Stated exercise
Pictures stay out of the copy; set down each line of the listing below exactly.

Input

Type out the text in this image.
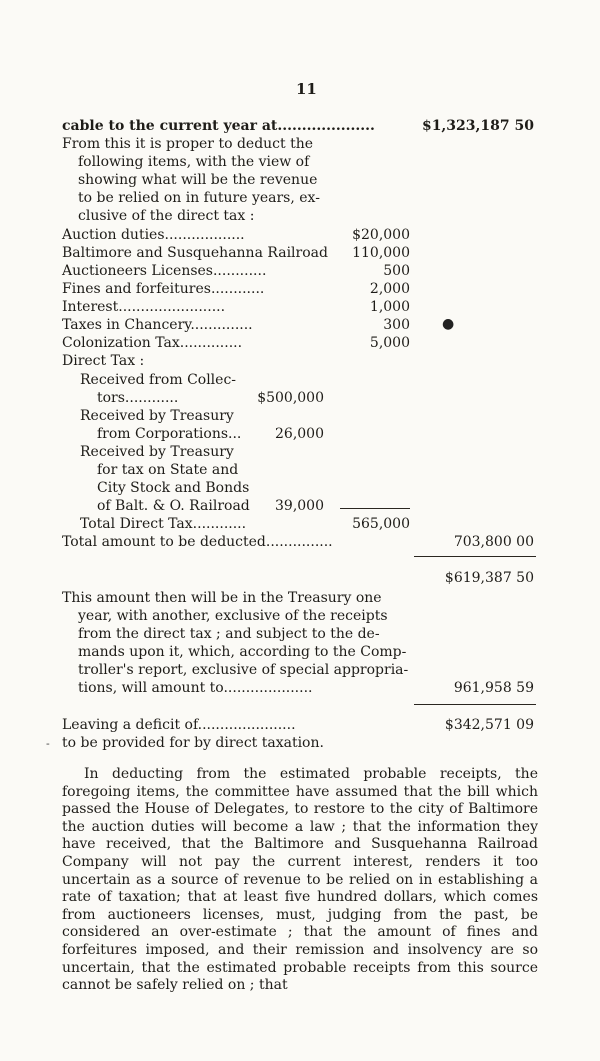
11
cable to the current year at....................	$1,323,187 50
From this it is proper to deduct the
following items, with the view of
showing what will be the revenue
to be relied on in future years, ex-
clusive of the direct tax :
Auction duties..................	$20,000
Baltimore and Susquehanna Railroad 110,000
Auctioneers Licenses............	500
Fines and forfeitures............	2,000
Interest........................	1,000
Taxes in Chancery..............	300
Colonization Tax..............	5,000
Direct Tax :
Received from Collec-
tors............	$500,000
Received by Treasury
from Corporations... 26,000
Received by Treasury
for tax on State and
City Stock and Bonds
of Balt. & O. Railroad 39,000
Total Direct Tax............	565,000
Total amount to be deducted...............	703,800 00
$619,387 50
This amount then will be in the Treasury one
year, with another, exclusive of the receipts
from the direct tax ; and subject to the de-
mands upon it, which, according to the Comp-
troller's report, exclusive of special appropria-
tions, will amount to....................	961,958 59
Leaving a deficit of......................	$342,571 09
to be provided for by direct taxation.
In deducting from the estimated probable receipts, the foregoing items, the committee have assumed that the bill which passed the House of Delegates, to restore to the city of Baltimore the auction duties will become a law ; that the information they have received, that the Baltimore and Susquehanna Railroad Company will not pay the current interest, renders it too uncertain as a source of revenue to be relied on in establishing a rate of taxation; that at least five hundred dollars, which comes from auctioneers licenses, must, judging from the past, be considered an over-estimate ; that the amount of fines and forfeitures imposed, and their remission and insolvency are so uncertain, that the estimated probable receipts from this source cannot be safely relied on ; that
●
-
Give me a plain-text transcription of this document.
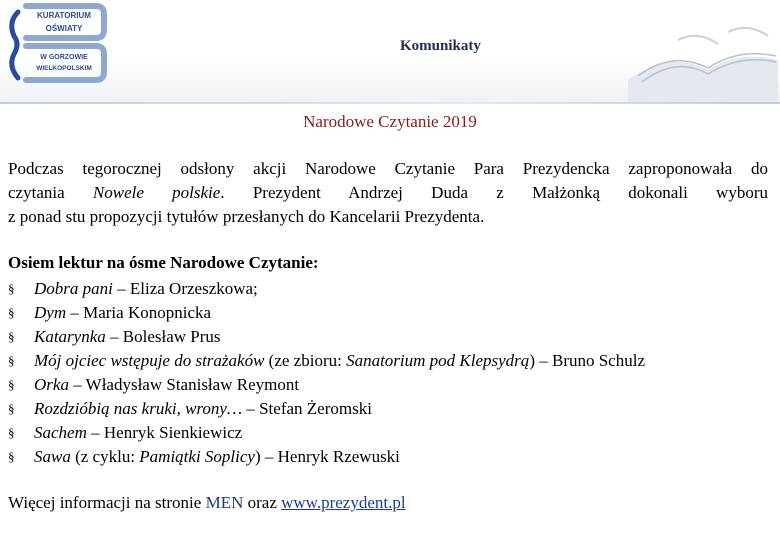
KURATORIUM
OŚWIATY
W GORZOWIE
WIELKOPOLSKIM
Komunikaty
Narodowe Czytanie 2019
Podczas tegorocznej odsłony akcji Narodowe Czytanie Para Prezydencka zaproponowała do
czytania Nowele polskie. Prezydent Andrzej Duda z Małżonką dokonali wyboru
z ponad stu propozycji tytułów przesłanych do Kancelarii Prezydenta.
Osiem lektur na ósme Narodowe Czytanie:
§ Dobra pani – Eliza Orzeszkowa;
§ Dym – Maria Konopnicka
§ Katarynka – Bolesław Prus
§ Mój ojciec wstępuje do strażaków (ze zbioru: Sanatorium pod Klepsydrą) – Bruno Schulz
§ Orka – Władysław Stanisław Reymont
§ Rozdzióbią nas kruki, wrony… – Stefan Żeromski
§ Sachem – Henryk Sienkiewicz
§ Sawa (z cyklu: Pamiątki Soplicy) – Henryk Rzewuski
Więcej informacji na stronie MEN oraz www.prezydent.pl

Answer
Type out the text in this image.
11
cable to the current year at....................	$1,323,187 50
From this it is proper to deduct the
following items, with the view of
showing what will be the revenue
to be relied on in future years, ex-
clusive of the direct tax :
Auction duties..................	$20,000
Baltimore and Susquehanna Railroad 110,000
Auctioneers Licenses............	500
Fines and forfeitures............	2,000
Interest........................	1,000
Taxes in Chancery..............	300
Colonization Tax..............	5,000
Direct Tax :
Received from Collec-
tors............	$500,000
Received by Treasury
from Corporations... 26,000
Received by Treasury
for tax on State and
City Stock and Bonds
of Balt. & O. Railroad 39,000
Total Direct Tax............	565,000
Total amount to be deducted...............	703,800 00
$619,387 50
This amount then will be in the Treasury one
year, with another, exclusive of the receipts
from the direct tax ; and subject to the de-
mands upon it, which, according to the Comp-
troller's report, exclusive of special appropria-
tions, will amount to....................	961,958 59
Leaving a deficit of......................	$342,571 09
to be provided for by direct taxation.
In deducting from the estimated probable receipts, the foregoing items, the committee have assumed that the bill which passed the House of Delegates, to restore to the city of Baltimore the auction duties will become a law ; that the information they have received, that the Baltimore and Susquehanna Railroad Company will not pay the current interest, renders it too uncertain as a source of revenue to be relied on in establishing a rate of taxation; that at least five hundred dollars, which comes from auctioneers licenses, must, judging from the past, be considered an over-estimate ; that the amount of fines and forfeitures imposed, and their remission and insolvency are so uncertain, that the estimated probable receipts from this source cannot be safely relied on ; that
●
-
Give me a plain-text transcription of this document.
KURATORIUM
OŚWIATY
W GORZOWIE
WIELKOPOLSKIM
Komunikaty
Narodowe Czytanie 2019
Podczas tegorocznej odsłony akcji Narodowe Czytanie Para Prezydencka zaproponowała do
czytania Nowele polskie. Prezydent Andrzej Duda z Małżonką dokonali wyboru
z ponad stu propozycji tytułów przesłanych do Kancelarii Prezydenta.
Osiem lektur na ósme Narodowe Czytanie:
§ Dobra pani – Eliza Orzeszkowa;
§ Dym – Maria Konopnicka
§ Katarynka – Bolesław Prus
§ Mój ojciec wstępuje do strażaków (ze zbioru: Sanatorium pod Klepsydrą) – Bruno Schulz
§ Orka – Władysław Stanisław Reymont
§ Rozdzióbią nas kruki, wrony… – Stefan Żeromski
§ Sachem – Henryk Sienkiewicz
§ Sawa (z cyklu: Pamiątki Soplicy) – Henryk Rzewuski
Więcej informacji na stronie MEN oraz www.prezydent.pl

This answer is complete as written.